======== BEREITGESTELLTES MATERIAL ========

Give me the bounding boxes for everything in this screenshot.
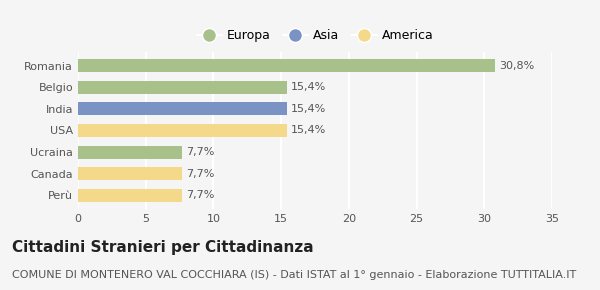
Text: 15,4%: 15,4% [290,104,326,114]
Bar [78,81,287,94]
Text: Cittadini Stranieri per Cittadinanza: Cittadini Stranieri per Cittadinanza [12,240,314,255]
Text: COMUNE DI MONTENERO VAL COCCHIARA (IS) - Dati ISTAT al 1° gennaio - Elaborazione: COMUNE DI MONTENERO VAL COCCHIARA (IS) -… [12,270,576,280]
Bar [78,59,495,72]
Bar [78,146,182,159]
Text: 7,7%: 7,7% [187,190,215,200]
Bar [78,189,182,202]
Legend: Europa, Asia, America: Europa, Asia, America [191,24,439,47]
Text: 7,7%: 7,7% [187,169,215,179]
Bar [78,102,287,115]
Bar [78,167,182,180]
Bar [78,124,287,137]
Text: 15,4%: 15,4% [290,82,326,92]
Text: 15,4%: 15,4% [290,126,326,135]
Text: 30,8%: 30,8% [499,61,535,71]
Text: 7,7%: 7,7% [187,147,215,157]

========

== AUFGABENSTELLUNG ==
Gib das gesamte Material als Markdown-Tabelle mit den Spalten „Nummer“ und „Zeile“ wieder, wobei jede Zeile eine fortlaufende Nummer erhält und Leerzeilen entfallen. Die Bilder lässt du dabei weg.

== RICHTIGE AUSGABE ==
| Nummer | Zeile |
|---|---|
| 1 | Give me the bounding boxes for everything in this screenshot. |
| 2 | Text: 15,4%: 15,4% [290,104,326,114] |
| 3 | Bar [78,81,287,94] |
| 4 | Text: Cittadini Stranieri per Cittadinanza: Cittadini Stranieri per Cittadinanza [12,240,314,255] |
| 5 | Text: COMUNE DI MONTENERO VAL COCCHIARA (IS) - Dati ISTAT al 1° gennaio - Elaborazione: COMUNE DI MONTENERO VAL COCCHIARA (IS) -… [12,270,576,280] |
| 6 | Bar [78,59,495,72] |
| 7 | Bar [78,146,182,159] |
| 8 | Text: 7,7%: 7,7% [187,190,215,200] |
| 9 | Bar [78,189,182,202] |
| 10 | Legend: Europa, Asia, America: Europa, Asia, America [191,24,439,47] |
| 11 | Text: 7,7%: 7,7% [187,169,215,179] |
| 12 | Bar [78,102,287,115] |
| 13 | Bar [78,167,182,180] |
| 14 | Bar [78,124,287,137] |
| 15 | Text: 15,4%: 15,4% [290,82,326,92] |
| 16 | Text: 15,4%: 15,4% [290,126,326,135] |
| 17 | Text: 30,8%: 30,8% [499,61,535,71] |
| 18 | Text: 7,7%: 7,7% [187,147,215,157] |